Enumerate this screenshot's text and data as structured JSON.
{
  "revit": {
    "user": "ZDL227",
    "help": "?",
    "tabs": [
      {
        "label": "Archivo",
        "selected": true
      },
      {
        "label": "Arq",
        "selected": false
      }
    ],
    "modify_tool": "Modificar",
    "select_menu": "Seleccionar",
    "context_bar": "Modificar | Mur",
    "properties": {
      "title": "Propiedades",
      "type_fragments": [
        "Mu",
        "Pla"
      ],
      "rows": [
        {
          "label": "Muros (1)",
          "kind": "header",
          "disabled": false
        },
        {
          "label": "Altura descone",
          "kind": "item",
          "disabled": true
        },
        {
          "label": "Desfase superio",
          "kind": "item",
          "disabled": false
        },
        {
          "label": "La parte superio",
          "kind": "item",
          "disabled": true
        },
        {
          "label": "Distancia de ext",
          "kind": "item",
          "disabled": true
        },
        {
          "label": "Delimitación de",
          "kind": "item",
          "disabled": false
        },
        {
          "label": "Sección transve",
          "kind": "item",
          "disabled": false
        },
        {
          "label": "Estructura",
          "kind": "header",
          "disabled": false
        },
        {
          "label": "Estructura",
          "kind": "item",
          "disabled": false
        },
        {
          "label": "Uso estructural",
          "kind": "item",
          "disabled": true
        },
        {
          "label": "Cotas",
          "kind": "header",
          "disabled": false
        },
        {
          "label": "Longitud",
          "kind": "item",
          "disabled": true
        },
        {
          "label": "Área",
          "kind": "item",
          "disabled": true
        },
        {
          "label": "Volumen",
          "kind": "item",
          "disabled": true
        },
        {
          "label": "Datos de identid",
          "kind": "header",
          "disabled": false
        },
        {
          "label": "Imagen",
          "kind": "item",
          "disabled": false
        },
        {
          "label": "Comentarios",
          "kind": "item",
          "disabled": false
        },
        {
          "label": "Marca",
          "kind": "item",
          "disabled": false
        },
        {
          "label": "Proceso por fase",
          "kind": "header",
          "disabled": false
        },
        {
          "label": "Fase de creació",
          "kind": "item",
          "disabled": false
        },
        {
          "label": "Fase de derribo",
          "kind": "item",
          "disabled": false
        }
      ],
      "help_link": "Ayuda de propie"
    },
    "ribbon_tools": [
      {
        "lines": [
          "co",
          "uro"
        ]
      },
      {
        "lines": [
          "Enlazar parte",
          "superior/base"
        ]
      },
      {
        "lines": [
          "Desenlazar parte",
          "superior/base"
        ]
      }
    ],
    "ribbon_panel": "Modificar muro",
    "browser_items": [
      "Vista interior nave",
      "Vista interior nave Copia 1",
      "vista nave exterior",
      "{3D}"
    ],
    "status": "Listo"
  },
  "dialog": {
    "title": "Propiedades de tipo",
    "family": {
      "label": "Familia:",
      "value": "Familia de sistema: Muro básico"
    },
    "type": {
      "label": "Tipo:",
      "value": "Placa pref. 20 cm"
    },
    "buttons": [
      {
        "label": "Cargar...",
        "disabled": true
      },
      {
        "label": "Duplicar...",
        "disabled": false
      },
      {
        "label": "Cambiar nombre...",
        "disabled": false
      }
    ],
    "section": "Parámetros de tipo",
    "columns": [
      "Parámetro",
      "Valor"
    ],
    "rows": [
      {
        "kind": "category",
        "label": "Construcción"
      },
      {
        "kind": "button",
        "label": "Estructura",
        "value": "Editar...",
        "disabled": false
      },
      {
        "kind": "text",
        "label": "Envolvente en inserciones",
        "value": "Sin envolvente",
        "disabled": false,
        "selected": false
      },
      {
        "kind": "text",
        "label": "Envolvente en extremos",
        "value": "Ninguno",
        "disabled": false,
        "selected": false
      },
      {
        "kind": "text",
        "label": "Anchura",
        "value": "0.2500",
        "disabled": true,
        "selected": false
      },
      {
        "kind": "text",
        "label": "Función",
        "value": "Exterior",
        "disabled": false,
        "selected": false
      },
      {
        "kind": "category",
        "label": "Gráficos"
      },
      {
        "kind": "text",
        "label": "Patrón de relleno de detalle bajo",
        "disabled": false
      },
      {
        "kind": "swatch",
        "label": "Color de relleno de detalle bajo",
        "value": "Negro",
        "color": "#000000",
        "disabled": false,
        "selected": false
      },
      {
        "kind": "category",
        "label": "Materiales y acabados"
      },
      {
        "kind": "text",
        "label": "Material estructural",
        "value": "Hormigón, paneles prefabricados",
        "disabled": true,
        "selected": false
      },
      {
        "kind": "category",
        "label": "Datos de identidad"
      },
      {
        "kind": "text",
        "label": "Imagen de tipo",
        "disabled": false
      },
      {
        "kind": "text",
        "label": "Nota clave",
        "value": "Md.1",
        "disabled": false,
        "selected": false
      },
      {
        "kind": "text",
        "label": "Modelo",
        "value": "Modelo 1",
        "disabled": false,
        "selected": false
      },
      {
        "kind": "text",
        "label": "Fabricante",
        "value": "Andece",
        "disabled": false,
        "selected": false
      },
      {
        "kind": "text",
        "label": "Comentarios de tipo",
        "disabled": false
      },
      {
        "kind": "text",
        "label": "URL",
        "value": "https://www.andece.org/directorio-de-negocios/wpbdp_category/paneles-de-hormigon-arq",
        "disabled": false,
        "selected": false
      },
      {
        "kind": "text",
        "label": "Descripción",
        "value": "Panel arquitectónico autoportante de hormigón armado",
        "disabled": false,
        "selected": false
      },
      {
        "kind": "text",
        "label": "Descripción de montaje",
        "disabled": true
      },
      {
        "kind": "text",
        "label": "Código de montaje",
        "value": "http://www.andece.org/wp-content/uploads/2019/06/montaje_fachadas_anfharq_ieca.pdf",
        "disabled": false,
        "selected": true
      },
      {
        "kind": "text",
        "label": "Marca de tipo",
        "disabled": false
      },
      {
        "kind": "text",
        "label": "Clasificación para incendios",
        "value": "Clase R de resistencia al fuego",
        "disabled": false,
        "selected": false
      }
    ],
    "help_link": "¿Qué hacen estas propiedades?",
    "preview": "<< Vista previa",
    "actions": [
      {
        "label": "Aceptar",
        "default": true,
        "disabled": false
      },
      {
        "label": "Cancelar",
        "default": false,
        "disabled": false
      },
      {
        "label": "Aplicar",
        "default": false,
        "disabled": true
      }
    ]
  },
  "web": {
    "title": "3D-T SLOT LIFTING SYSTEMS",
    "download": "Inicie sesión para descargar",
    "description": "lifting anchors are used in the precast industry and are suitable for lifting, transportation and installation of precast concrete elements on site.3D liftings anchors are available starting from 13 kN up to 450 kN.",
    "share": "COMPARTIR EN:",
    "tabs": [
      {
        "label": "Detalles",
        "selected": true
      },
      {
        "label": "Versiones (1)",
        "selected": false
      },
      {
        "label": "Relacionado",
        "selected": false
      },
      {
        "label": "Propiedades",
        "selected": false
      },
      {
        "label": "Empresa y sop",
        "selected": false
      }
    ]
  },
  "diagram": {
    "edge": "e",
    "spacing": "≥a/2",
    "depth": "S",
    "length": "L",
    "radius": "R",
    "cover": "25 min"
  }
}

------------------------------------

Task instructions: Answer only with how many lines in the records include "Descripción".

Answer to the exercise: 2